§ **WHAT TO PRODUCE**
List, from the lines below, each one with "Doença" in it.

─── SUPPLIED DATA

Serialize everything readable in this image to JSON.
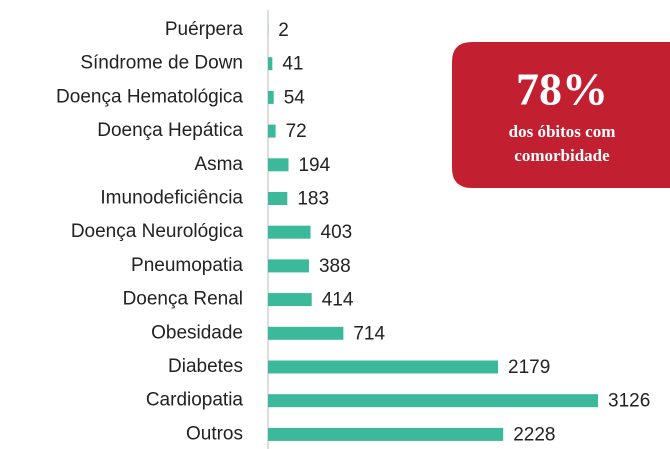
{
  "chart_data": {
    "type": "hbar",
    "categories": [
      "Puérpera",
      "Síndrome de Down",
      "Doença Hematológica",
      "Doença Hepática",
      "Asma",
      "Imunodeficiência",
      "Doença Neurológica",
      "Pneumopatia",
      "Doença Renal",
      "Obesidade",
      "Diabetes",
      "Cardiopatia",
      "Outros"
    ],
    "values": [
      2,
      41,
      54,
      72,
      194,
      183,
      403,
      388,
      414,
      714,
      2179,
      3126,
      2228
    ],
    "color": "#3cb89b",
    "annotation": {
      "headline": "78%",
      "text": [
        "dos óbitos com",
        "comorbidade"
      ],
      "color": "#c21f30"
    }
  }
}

──────

§ **TASK RESPONSE**
      "Doença Hematológica",
      "Doença Hepática",
      "Doença Neurológica",
      "Doença Renal",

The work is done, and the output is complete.